WORK TO COMPLETE: Gather each line containing the string "privacy" from these entries.

[Stored items from a collection]

————

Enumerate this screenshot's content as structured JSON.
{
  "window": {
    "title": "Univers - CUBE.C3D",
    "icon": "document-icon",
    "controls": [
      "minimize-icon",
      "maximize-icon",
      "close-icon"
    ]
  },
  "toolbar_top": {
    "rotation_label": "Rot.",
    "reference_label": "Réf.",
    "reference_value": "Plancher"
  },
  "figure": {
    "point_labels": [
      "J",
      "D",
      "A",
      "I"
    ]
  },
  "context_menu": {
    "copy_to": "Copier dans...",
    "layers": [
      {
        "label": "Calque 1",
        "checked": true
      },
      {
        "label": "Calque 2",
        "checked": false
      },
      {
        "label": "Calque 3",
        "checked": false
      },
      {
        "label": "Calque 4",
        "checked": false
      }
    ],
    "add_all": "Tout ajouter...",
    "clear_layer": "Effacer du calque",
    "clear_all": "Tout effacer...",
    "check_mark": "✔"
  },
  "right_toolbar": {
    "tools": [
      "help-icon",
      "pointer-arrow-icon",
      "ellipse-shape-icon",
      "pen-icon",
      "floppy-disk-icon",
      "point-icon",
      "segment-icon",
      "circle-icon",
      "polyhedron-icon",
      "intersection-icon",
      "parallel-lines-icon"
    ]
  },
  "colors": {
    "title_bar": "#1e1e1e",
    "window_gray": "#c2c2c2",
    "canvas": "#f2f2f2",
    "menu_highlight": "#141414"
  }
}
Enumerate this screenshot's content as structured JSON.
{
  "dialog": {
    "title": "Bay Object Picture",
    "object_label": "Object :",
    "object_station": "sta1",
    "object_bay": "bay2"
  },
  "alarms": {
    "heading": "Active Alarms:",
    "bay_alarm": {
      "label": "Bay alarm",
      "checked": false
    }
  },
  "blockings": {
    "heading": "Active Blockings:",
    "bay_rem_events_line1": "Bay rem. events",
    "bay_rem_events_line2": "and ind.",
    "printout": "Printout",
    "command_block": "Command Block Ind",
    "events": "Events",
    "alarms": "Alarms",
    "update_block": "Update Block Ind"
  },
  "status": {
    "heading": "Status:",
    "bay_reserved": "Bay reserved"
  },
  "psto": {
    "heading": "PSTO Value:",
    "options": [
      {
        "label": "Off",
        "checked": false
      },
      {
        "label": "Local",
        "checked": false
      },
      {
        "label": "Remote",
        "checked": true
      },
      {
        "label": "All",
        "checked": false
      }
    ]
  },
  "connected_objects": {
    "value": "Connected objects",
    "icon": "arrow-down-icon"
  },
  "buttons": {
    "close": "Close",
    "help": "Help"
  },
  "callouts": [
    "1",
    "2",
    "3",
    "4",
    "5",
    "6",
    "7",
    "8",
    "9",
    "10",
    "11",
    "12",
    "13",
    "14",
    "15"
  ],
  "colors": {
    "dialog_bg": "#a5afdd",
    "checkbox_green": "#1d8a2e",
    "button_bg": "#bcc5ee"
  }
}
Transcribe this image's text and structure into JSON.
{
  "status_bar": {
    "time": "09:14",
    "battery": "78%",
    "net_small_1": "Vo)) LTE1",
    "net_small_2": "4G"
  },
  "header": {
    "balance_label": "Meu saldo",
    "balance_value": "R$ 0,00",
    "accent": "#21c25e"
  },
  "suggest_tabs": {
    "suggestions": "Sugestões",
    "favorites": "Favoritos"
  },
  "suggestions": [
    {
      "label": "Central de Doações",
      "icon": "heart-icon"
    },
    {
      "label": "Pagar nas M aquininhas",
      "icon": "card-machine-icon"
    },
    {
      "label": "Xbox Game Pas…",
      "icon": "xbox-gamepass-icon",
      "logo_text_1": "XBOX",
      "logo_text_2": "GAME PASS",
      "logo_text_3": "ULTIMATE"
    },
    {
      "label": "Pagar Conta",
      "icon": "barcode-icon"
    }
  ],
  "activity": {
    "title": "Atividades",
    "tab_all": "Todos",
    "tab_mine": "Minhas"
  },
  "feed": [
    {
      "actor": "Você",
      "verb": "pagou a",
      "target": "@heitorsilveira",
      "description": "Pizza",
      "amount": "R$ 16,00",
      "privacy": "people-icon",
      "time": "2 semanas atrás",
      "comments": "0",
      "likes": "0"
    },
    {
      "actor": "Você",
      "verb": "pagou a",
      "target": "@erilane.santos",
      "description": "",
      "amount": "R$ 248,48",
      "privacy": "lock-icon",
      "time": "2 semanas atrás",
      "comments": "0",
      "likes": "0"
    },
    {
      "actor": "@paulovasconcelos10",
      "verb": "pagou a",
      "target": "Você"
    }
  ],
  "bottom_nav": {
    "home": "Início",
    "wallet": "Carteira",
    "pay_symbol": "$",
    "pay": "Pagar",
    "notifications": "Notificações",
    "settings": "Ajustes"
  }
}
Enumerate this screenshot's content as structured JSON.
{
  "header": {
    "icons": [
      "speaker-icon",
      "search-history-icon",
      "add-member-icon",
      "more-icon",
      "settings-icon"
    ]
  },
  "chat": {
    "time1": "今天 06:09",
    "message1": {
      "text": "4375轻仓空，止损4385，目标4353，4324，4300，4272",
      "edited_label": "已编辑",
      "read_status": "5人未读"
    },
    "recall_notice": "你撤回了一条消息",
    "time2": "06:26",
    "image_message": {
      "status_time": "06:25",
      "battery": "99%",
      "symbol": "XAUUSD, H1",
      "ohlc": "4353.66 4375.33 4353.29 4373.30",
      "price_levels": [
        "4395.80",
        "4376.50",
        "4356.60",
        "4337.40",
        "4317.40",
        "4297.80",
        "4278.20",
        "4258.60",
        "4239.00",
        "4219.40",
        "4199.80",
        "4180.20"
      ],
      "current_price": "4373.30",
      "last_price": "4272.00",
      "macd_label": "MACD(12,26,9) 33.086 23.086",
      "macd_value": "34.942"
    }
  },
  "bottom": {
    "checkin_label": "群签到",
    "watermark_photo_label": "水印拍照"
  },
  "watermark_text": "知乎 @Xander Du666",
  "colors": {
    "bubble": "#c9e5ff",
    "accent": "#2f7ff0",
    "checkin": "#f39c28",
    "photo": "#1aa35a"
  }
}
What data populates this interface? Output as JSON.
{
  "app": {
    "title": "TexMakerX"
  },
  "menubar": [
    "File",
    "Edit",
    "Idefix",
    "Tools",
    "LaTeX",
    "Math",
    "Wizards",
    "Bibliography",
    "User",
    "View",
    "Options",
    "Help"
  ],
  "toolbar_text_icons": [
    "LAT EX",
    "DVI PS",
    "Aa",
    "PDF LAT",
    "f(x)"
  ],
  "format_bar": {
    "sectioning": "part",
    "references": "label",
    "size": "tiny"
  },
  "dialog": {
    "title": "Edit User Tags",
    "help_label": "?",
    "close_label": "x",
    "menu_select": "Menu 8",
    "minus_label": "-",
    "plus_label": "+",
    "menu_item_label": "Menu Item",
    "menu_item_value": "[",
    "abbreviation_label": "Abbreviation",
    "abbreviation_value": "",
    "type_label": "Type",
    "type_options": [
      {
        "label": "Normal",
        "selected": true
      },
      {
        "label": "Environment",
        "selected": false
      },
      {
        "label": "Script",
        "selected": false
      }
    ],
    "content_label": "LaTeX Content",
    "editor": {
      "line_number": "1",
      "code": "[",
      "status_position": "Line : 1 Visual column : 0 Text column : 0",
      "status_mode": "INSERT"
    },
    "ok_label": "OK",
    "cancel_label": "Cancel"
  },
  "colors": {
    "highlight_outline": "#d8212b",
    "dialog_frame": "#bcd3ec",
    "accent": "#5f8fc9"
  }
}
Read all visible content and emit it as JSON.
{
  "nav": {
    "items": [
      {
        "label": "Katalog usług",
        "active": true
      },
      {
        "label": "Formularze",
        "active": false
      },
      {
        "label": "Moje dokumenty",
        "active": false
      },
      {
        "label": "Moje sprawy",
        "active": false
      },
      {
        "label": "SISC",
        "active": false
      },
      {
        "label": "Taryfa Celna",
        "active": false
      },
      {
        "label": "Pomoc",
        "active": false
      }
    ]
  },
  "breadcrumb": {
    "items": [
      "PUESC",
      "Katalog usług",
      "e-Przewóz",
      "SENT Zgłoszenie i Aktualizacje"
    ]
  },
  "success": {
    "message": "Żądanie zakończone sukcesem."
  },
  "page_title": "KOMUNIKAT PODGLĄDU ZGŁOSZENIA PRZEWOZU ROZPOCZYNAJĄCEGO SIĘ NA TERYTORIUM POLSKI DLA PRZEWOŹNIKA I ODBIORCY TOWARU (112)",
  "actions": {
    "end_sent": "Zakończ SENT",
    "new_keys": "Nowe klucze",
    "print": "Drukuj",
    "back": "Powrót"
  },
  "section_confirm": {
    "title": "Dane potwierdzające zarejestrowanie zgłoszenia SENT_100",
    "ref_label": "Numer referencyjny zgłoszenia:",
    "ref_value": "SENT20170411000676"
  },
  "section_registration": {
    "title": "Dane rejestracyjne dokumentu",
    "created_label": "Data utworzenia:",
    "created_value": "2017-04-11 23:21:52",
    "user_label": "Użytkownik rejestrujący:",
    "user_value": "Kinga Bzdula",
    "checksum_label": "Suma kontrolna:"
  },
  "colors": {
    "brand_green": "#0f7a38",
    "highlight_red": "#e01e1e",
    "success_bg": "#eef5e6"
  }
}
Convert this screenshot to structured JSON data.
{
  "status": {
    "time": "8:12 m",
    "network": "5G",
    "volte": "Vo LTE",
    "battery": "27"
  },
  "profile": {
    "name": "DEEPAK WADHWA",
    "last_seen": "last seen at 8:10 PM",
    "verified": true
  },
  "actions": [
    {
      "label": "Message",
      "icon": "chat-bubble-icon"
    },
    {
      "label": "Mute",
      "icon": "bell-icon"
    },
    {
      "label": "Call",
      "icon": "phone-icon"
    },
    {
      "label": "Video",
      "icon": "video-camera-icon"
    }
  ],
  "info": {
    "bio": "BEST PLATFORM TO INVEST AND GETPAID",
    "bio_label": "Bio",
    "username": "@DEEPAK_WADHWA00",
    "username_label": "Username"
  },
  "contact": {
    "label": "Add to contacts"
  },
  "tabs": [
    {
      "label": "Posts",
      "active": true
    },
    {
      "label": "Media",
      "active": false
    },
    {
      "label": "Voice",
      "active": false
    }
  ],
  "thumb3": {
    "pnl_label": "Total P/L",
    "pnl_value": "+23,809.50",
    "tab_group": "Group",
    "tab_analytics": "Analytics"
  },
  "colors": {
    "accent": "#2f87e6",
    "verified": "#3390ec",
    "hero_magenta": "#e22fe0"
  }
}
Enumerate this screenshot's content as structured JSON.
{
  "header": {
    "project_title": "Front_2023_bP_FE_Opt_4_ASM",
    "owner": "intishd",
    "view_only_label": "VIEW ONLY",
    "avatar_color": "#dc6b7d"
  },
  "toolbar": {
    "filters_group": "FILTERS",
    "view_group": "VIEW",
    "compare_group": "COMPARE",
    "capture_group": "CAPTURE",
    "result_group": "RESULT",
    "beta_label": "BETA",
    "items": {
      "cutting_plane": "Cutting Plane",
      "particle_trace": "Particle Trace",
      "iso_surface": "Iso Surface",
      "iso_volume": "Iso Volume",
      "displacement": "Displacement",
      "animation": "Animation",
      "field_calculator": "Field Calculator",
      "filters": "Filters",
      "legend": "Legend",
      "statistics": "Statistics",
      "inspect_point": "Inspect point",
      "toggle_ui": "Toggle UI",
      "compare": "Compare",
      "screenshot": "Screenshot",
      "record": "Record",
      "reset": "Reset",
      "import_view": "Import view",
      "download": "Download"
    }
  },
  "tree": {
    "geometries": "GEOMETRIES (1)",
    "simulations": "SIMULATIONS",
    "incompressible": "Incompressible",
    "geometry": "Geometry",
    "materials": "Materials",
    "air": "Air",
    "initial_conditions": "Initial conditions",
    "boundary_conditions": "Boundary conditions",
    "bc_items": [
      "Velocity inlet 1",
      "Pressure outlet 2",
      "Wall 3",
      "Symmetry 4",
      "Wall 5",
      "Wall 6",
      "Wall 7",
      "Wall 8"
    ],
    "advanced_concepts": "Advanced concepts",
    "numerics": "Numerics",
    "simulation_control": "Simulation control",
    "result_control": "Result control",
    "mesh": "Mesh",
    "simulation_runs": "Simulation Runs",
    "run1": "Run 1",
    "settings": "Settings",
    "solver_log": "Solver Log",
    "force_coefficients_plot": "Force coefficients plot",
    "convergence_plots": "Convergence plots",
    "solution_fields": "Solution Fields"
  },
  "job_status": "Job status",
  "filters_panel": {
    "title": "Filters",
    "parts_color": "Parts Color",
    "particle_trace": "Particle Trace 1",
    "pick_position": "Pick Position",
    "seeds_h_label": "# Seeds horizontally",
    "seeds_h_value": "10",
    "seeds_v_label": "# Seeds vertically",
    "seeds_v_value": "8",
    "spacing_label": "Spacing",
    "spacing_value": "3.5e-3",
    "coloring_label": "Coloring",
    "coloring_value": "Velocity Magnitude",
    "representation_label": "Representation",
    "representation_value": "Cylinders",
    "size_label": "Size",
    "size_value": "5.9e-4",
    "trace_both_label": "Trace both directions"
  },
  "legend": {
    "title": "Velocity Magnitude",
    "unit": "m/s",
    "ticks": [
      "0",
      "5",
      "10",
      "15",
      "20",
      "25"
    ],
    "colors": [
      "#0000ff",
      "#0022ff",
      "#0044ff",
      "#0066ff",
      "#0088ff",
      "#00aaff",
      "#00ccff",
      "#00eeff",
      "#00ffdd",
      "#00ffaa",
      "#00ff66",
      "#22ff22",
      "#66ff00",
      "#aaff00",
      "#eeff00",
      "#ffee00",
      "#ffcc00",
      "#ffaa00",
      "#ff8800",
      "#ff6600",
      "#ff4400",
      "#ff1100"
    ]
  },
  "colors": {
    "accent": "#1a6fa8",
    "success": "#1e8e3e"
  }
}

————

EXERCISE RESULT:
      "privacy": "people-icon",
      "privacy": "lock-icon",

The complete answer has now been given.